Data records =

----------

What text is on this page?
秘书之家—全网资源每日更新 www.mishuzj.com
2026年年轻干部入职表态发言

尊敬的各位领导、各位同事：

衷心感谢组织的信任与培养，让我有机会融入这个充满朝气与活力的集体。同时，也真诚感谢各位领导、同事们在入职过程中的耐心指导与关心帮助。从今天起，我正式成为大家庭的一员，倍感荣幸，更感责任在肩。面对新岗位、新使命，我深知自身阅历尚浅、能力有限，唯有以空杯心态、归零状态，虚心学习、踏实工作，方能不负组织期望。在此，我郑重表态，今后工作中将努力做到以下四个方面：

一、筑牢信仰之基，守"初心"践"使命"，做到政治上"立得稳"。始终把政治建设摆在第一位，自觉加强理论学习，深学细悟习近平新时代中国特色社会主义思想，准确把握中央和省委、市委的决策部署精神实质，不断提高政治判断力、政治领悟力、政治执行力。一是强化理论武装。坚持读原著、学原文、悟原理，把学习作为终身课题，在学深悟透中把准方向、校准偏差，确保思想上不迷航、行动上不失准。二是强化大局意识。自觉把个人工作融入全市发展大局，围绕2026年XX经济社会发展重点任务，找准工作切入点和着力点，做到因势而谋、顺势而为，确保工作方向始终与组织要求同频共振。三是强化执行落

----------

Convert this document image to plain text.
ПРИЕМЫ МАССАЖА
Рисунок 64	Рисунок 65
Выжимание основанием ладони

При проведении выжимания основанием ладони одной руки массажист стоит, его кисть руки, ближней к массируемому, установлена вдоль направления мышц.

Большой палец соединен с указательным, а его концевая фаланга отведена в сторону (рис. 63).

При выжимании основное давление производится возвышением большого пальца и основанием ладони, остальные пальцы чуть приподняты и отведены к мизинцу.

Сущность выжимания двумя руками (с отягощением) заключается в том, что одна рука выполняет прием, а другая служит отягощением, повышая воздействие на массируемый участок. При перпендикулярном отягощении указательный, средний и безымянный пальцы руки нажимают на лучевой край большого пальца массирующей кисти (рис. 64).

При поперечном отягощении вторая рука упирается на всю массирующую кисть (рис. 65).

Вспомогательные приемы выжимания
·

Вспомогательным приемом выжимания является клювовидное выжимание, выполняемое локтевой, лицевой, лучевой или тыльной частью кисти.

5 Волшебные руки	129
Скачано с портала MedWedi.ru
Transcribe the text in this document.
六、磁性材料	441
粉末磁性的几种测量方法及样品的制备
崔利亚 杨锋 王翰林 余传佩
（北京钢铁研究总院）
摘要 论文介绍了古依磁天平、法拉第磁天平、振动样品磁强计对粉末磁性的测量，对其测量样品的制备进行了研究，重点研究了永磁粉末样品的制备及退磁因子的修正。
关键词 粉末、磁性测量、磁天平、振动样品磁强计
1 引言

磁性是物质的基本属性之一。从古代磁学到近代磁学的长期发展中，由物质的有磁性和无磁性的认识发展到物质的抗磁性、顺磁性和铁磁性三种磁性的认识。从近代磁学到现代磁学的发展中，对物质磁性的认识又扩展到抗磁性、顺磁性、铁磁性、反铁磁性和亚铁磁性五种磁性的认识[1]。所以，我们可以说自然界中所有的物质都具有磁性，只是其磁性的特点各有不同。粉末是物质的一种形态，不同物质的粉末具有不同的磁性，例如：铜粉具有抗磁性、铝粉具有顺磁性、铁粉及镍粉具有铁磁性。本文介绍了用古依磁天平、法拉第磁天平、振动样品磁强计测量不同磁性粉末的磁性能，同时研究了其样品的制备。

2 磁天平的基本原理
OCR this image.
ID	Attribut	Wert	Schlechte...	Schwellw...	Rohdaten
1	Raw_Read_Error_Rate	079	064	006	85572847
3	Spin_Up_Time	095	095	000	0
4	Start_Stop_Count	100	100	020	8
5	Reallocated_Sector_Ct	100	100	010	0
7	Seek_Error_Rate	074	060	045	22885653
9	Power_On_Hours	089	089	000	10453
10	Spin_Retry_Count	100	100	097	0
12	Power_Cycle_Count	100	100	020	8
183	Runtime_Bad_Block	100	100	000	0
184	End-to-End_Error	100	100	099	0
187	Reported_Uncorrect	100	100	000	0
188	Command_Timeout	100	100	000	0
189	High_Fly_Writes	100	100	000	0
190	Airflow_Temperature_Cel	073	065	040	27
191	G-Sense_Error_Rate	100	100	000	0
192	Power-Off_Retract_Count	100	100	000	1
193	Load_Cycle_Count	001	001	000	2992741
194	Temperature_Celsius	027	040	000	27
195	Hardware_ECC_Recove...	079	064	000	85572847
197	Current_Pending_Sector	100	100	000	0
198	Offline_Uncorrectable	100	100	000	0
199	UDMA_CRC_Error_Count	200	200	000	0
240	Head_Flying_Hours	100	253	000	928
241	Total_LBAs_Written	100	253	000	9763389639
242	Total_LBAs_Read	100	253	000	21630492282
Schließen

----------

Given instruction = Pull out all lines from the entries above that include the word "рука".

Completed task =
Сущность выжимания двумя руками (с отягощением) заключается в том, что одна рука выполняет прием, а другая служит отягощением, повышая воздействие на массируемый участок. При перпендикулярном отягощении указательный, средний и безымянный пальцы руки нажимают на лучевой край большого пальца массирующей кисти (рис. 64).
При поперечном отягощении вторая рука упирается на всю массирующую кисть (рис. 65).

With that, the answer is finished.